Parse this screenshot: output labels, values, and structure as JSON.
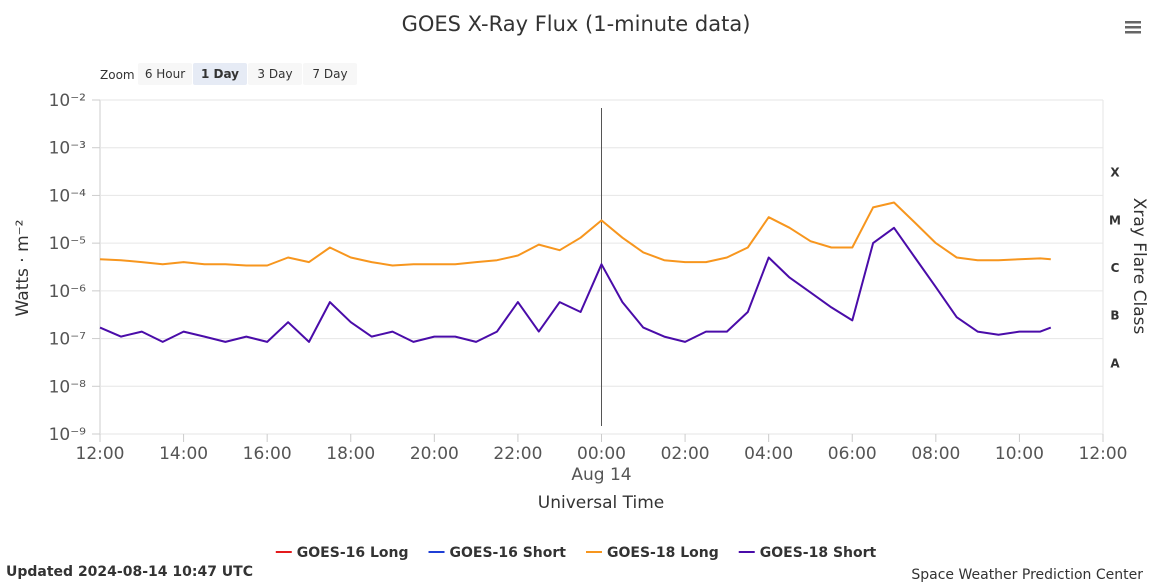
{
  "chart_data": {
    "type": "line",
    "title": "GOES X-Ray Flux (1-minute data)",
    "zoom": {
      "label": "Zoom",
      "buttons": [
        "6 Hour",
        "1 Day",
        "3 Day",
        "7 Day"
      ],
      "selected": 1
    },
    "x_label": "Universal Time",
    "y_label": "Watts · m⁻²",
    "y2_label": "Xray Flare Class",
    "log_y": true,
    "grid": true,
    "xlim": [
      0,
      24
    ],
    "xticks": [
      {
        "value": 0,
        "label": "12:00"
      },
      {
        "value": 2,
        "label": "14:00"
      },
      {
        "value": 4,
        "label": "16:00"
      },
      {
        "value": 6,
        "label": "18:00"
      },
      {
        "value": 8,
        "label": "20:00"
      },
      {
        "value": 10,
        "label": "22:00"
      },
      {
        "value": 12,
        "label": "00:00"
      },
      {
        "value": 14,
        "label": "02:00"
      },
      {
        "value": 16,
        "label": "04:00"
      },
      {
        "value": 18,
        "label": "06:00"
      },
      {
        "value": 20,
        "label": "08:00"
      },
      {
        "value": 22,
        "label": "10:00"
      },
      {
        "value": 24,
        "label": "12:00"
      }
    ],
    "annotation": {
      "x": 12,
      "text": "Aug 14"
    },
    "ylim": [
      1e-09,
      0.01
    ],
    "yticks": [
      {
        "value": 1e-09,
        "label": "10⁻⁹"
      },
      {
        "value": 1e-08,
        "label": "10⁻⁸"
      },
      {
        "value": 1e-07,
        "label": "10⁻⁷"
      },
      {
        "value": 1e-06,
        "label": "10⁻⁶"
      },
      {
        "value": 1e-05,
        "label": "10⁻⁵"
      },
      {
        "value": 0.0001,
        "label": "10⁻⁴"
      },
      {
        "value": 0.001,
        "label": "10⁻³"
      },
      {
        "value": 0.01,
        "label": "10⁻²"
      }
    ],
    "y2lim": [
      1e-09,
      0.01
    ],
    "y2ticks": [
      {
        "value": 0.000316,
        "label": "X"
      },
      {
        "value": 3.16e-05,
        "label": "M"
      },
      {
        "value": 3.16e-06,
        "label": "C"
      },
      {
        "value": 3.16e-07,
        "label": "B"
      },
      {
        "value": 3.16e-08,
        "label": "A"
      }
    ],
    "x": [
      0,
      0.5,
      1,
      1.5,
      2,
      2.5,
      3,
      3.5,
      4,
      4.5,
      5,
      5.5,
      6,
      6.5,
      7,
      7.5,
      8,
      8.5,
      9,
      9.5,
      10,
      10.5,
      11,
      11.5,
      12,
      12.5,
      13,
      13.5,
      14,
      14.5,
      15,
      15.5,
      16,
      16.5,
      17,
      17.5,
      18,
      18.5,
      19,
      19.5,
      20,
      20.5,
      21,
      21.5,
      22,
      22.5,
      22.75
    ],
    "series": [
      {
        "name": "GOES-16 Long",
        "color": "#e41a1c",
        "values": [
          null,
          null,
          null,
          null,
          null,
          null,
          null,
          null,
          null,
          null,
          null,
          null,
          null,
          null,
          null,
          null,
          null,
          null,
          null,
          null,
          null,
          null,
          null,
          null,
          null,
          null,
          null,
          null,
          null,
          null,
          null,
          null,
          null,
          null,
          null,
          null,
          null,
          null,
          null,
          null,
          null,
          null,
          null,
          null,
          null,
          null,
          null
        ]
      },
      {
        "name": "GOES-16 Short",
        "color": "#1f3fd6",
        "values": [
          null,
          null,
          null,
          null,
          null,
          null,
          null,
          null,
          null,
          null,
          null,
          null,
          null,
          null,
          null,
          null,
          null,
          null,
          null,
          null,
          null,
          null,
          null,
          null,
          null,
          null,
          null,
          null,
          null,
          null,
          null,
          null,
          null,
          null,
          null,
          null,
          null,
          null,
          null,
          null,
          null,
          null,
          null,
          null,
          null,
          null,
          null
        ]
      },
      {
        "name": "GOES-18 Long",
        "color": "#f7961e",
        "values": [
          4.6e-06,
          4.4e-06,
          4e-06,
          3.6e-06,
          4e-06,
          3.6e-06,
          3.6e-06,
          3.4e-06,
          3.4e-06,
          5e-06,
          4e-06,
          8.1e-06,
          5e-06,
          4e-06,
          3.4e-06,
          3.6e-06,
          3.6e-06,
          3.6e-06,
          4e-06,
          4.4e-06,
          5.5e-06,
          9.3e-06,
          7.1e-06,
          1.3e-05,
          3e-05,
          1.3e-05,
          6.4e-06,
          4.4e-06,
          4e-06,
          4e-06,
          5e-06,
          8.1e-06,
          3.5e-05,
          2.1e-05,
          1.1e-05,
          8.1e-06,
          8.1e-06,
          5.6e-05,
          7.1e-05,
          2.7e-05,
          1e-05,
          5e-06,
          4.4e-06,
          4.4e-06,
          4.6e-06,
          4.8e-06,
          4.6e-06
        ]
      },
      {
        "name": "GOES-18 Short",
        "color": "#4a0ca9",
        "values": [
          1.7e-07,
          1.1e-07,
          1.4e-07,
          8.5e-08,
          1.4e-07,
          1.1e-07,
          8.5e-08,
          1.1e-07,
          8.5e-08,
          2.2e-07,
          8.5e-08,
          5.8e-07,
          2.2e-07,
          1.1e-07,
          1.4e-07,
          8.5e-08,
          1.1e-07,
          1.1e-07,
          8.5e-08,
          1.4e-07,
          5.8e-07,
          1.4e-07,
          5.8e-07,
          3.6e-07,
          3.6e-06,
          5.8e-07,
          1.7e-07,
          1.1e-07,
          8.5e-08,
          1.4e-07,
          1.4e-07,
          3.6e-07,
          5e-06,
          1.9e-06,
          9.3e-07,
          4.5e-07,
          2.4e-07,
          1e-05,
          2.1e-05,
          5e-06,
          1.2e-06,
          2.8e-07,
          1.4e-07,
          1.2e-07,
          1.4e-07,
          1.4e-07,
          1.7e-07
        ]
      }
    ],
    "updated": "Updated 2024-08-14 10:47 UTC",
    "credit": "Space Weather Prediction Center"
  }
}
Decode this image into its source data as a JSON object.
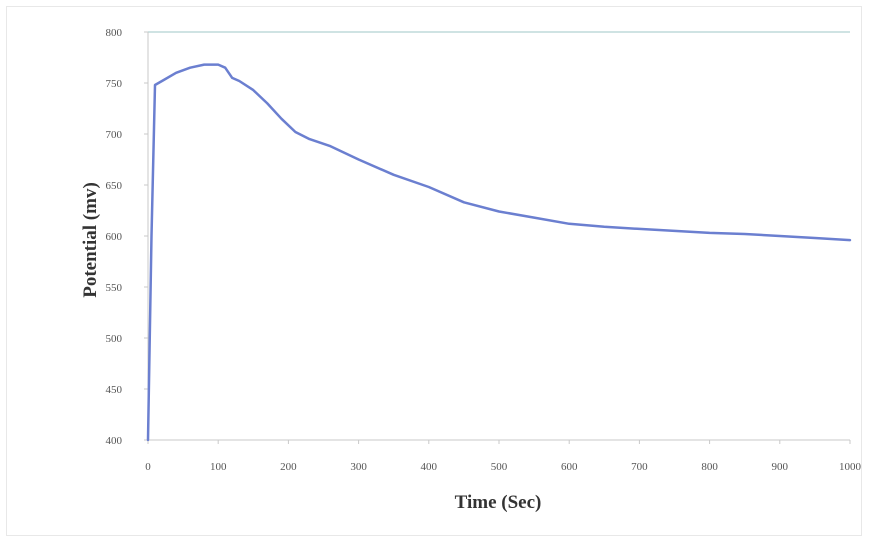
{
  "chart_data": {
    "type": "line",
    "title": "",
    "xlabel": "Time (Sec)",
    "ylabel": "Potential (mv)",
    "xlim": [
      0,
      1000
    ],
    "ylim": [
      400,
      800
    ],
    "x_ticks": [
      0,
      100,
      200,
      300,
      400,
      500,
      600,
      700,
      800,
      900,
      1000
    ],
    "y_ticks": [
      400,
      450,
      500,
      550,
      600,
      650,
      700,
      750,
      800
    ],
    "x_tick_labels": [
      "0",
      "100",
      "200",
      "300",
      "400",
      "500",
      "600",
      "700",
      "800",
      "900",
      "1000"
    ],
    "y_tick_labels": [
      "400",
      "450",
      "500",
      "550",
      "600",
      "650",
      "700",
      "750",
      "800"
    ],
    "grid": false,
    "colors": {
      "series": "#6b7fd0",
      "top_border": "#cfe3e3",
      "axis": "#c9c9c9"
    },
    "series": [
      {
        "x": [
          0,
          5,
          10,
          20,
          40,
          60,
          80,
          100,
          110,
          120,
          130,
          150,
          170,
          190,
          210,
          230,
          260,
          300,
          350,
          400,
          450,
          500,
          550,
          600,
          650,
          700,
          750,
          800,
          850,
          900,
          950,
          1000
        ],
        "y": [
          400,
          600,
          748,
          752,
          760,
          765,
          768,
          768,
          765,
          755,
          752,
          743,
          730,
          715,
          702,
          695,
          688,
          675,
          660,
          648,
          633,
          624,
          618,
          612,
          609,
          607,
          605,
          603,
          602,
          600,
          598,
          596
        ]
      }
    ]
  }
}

**What you need to do:** Each entry shown above must be quoted exactly, with its pictures left out.

**Response to this task:**
Parse this screenshot: output labels, values, and structure as JSON.
{
  "chart_data": {
    "type": "line",
    "title": "GOES X-Ray Flux (1-minute data)",
    "zoom": {
      "label": "Zoom",
      "buttons": [
        "6 Hour",
        "1 Day",
        "3 Day",
        "7 Day"
      ],
      "selected": 1
    },
    "x_label": "Universal Time",
    "y_label": "Watts · m⁻²",
    "y2_label": "Xray Flare Class",
    "log_y": true,
    "grid": true,
    "xlim": [
      0,
      24
    ],
    "xticks": [
      {
        "value": 0,
        "label": "12:00"
      },
      {
        "value": 2,
        "label": "14:00"
      },
      {
        "value": 4,
        "label": "16:00"
      },
      {
        "value": 6,
        "label": "18:00"
      },
      {
        "value": 8,
        "label": "20:00"
      },
      {
        "value": 10,
        "label": "22:00"
      },
      {
        "value": 12,
        "label": "00:00"
      },
      {
        "value": 14,
        "label": "02:00"
      },
      {
        "value": 16,
        "label": "04:00"
      },
      {
        "value": 18,
        "label": "06:00"
      },
      {
        "value": 20,
        "label": "08:00"
      },
      {
        "value": 22,
        "label": "10:00"
      },
      {
        "value": 24,
        "label": "12:00"
      }
    ],
    "annotation": {
      "x": 12,
      "text": "Aug 14"
    },
    "ylim": [
      1e-09,
      0.01
    ],
    "yticks": [
      {
        "value": 1e-09,
        "label": "10⁻⁹"
      },
      {
        "value": 1e-08,
        "label": "10⁻⁸"
      },
      {
        "value": 1e-07,
        "label": "10⁻⁷"
      },
      {
        "value": 1e-06,
        "label": "10⁻⁶"
      },
      {
        "value": 1e-05,
        "label": "10⁻⁵"
      },
      {
        "value": 0.0001,
        "label": "10⁻⁴"
      },
      {
        "value": 0.001,
        "label": "10⁻³"
      },
      {
        "value": 0.01,
        "label": "10⁻²"
      }
    ],
    "y2lim": [
      1e-09,
      0.01
    ],
    "y2ticks": [
      {
        "value": 0.000316,
        "label": "X"
      },
      {
        "value": 3.16e-05,
        "label": "M"
      },
      {
        "value": 3.16e-06,
        "label": "C"
      },
      {
        "value": 3.16e-07,
        "label": "B"
      },
      {
        "value": 3.16e-08,
        "label": "A"
      }
    ],
    "x": [
      0,
      0.5,
      1,
      1.5,
      2,
      2.5,
      3,
      3.5,
      4,
      4.5,
      5,
      5.5,
      6,
      6.5,
      7,
      7.5,
      8,
      8.5,
      9,
      9.5,
      10,
      10.5,
      11,
      11.5,
      12,
      12.5,
      13,
      13.5,
      14,
      14.5,
      15,
      15.5,
      16,
      16.5,
      17,
      17.5,
      18,
      18.5,
      19,
      19.5,
      20,
      20.5,
      21,
      21.5,
      22,
      22.5,
      22.75
    ],
    "series": [
      {
        "name": "GOES-16 Long",
        "color": "#e41a1c",
        "values": [
          null,
          null,
          null,
          null,
          null,
          null,
          null,
          null,
          null,
          null,
          null,
          null,
          null,
          null,
          null,
          null,
          null,
          null,
          null,
          null,
          null,
          null,
          null,
          null,
          null,
          null,
          null,
          null,
          null,
          null,
          null,
          null,
          null,
          null,
          null,
          null,
          null,
          null,
          null,
          null,
          null,
          null,
          null,
          null,
          null,
          null,
          null
        ]
      },
      {
        "name": "GOES-16 Short",
        "color": "#1f3fd6",
        "values": [
          null,
          null,
          null,
          null,
          null,
          null,
          null,
          null,
          null,
          null,
          null,
          null,
          null,
          null,
          null,
          null,
          null,
          null,
          null,
          null,
          null,
          null,
          null,
          null,
          null,
          null,
          null,
          null,
          null,
          null,
          null,
          null,
          null,
          null,
          null,
          null,
          null,
          null,
          null,
          null,
          null,
          null,
          null,
          null,
          null,
          null,
          null
        ]
      },
      {
        "name": "GOES-18 Long",
        "color": "#f7961e",
        "values": [
          4.6e-06,
          4.4e-06,
          4e-06,
          3.6e-06,
          4e-06,
          3.6e-06,
          3.6e-06,
          3.4e-06,
          3.4e-06,
          5e-06,
          4e-06,
          8.1e-06,
          5e-06,
          4e-06,
          3.4e-06,
          3.6e-06,
          3.6e-06,
          3.6e-06,
          4e-06,
          4.4e-06,
          5.5e-06,
          9.3e-06,
          7.1e-06,
          1.3e-05,
          3e-05,
          1.3e-05,
          6.4e-06,
          4.4e-06,
          4e-06,
          4e-06,
          5e-06,
          8.1e-06,
          3.5e-05,
          2.1e-05,
          1.1e-05,
          8.1e-06,
          8.1e-06,
          5.6e-05,
          7.1e-05,
          2.7e-05,
          1e-05,
          5e-06,
          4.4e-06,
          4.4e-06,
          4.6e-06,
          4.8e-06,
          4.6e-06
        ]
      },
      {
        "name": "GOES-18 Short",
        "color": "#4a0ca9",
        "values": [
          1.7e-07,
          1.1e-07,
          1.4e-07,
          8.5e-08,
          1.4e-07,
          1.1e-07,
          8.5e-08,
          1.1e-07,
          8.5e-08,
          2.2e-07,
          8.5e-08,
          5.8e-07,
          2.2e-07,
          1.1e-07,
          1.4e-07,
          8.5e-08,
          1.1e-07,
          1.1e-07,
          8.5e-08,
          1.4e-07,
          5.8e-07,
          1.4e-07,
          5.8e-07,
          3.6e-07,
          3.6e-06,
          5.8e-07,
          1.7e-07,
          1.1e-07,
          8.5e-08,
          1.4e-07,
          1.4e-07,
          3.6e-07,
          5e-06,
          1.9e-06,
          9.3e-07,
          4.5e-07,
          2.4e-07,
          1e-05,
          2.1e-05,
          5e-06,
          1.2e-06,
          2.8e-07,
          1.4e-07,
          1.2e-07,
          1.4e-07,
          1.4e-07,
          1.7e-07
        ]
      }
    ],
    "updated": "Updated 2024-08-14 10:47 UTC",
    "credit": "Space Weather Prediction Center"
  }
}
Decode this image into its source data as a JSON object.
{
  "chart_data": {
    "type": "line",
    "title": "",
    "xlabel": "Time (Sec)",
    "ylabel": "Potential (mv)",
    "xlim": [
      0,
      1000
    ],
    "ylim": [
      400,
      800
    ],
    "x_ticks": [
      0,
      100,
      200,
      300,
      400,
      500,
      600,
      700,
      800,
      900,
      1000
    ],
    "y_ticks": [
      400,
      450,
      500,
      550,
      600,
      650,
      700,
      750,
      800
    ],
    "x_tick_labels": [
      "0",
      "100",
      "200",
      "300",
      "400",
      "500",
      "600",
      "700",
      "800",
      "900",
      "1000"
    ],
    "y_tick_labels": [
      "400",
      "450",
      "500",
      "550",
      "600",
      "650",
      "700",
      "750",
      "800"
    ],
    "grid": false,
    "colors": {
      "series": "#6b7fd0",
      "top_border": "#cfe3e3",
      "axis": "#c9c9c9"
    },
    "series": [
      {
        "x": [
          0,
          5,
          10,
          20,
          40,
          60,
          80,
          100,
          110,
          120,
          130,
          150,
          170,
          190,
          210,
          230,
          260,
          300,
          350,
          400,
          450,
          500,
          550,
          600,
          650,
          700,
          750,
          800,
          850,
          900,
          950,
          1000
        ],
        "y": [
          400,
          600,
          748,
          752,
          760,
          765,
          768,
          768,
          765,
          755,
          752,
          743,
          730,
          715,
          702,
          695,
          688,
          675,
          660,
          648,
          633,
          624,
          618,
          612,
          609,
          607,
          605,
          603,
          602,
          600,
          598,
          596
        ]
      }
    ]
  }
}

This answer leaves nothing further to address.